• HOW TO COMPLETE THIS TASK:
Answer these questions from the forum excerpt on bardic tradition and alphabets:
(a) What does the writer say poetry precedes in the development of cultures?
(b) Roughly what date is given for the inscription that Barry Fell discusses?
(c) What does D mean in tifinag?

** Opening EXCERPT TO READ block **

This is no more than to suggest that the Orphic tradition in Homeric (or even pre-Homeric) times does not arise in a vacuum, but rather emerges in a milieu already having rich and diverse spiritual social underpinnings.

This does not mean, however, that Futhark, or indeed Ogham, or any of those different alphabets, preceed proto-Hebrew or the other alphabets (and cuneiforms) around early times.

Rather, the evidence points the other way.
 

venicebard

jmd said:
venicebard, with your statement that the 'Orphic tradition, submerged beneath the Homeric but resurfacing in the time of the philosophers, was the form the bardic took in that region' (Greco-Roman), I can agree, with the general sense of the word 'bardic'.
I of course mean bardic as a technical term referring to the tradition of sounds (of speech) and their power over man and nature, which I think can be reconstructed in basic outline, which is what am trying to convey to those interested in the very tool that is most useful in that process, (early) tarot. The relationship between ancient alphabets, their tendency to become clearer as picture-symbols when analyzed according to the phonetically structured bardic calendar-sequence with attendant vowels (poetry’s most primitive form is alliterative, so the idea of individual sounds is certainly not dependent on ‘literacy’), makes it seem (as does common sense) that alphabetical characters arose from poetical knowledge, not vice versa: poetry precedes literacy in the development of cultures. Conformation of letter-iconography generally to the bardic calendar-myth leads me to confidence the Orphics knew this stuff: hell, Aesop did, as can be easily demonstrated.
This does not mean, however, that Futhark, or indeed Ogham, or any of those different alphabets, preceed proto-Hebrew or the other alphabets (and cuneiforms) around early times.

Rather, the evidence points the other way.
Ogam consaine appears to be at least contemporary with Phoenician: in Bronze Age America, Barry Fell discusses at length an inscription in ogam consaine and tifinag, in Low German, on the Ste. Lawrence Seaway, dating roughly from 1700 B.C.E. Other very old ogam consaine inscriptions are found more or less world-wide, and tifinag is as old or older – it is even found in association with neolithic art – and even in tifinag, D is ‘door’ (both picture and name, if we accept Fell’s very plausible theory of the origin of its shapes based on alliterating Germanic terms), and it passes as such into Libyan.

** Closing EXCERPT TO READ block **
** Opening SOURCE INFORMATION block **

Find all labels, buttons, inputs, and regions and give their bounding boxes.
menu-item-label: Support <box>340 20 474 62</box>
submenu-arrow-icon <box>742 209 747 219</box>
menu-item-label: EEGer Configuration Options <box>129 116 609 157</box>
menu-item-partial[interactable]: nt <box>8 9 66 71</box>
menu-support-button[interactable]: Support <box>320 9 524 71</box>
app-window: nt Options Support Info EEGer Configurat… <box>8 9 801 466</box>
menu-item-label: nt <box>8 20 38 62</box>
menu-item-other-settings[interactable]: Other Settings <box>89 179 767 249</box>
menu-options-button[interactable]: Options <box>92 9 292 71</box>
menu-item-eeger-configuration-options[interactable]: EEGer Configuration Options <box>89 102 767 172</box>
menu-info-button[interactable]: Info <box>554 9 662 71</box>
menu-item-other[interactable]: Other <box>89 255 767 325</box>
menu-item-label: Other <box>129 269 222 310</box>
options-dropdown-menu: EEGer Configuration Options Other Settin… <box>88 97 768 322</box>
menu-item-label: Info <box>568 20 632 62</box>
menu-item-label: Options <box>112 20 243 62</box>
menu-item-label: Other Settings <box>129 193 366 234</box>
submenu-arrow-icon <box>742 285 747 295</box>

** Closing SOURCE INFORMATION block **

• TASK RESULT:
(a) Literacy
(b) Roughly 1700 B.C.E.
(c) "Door"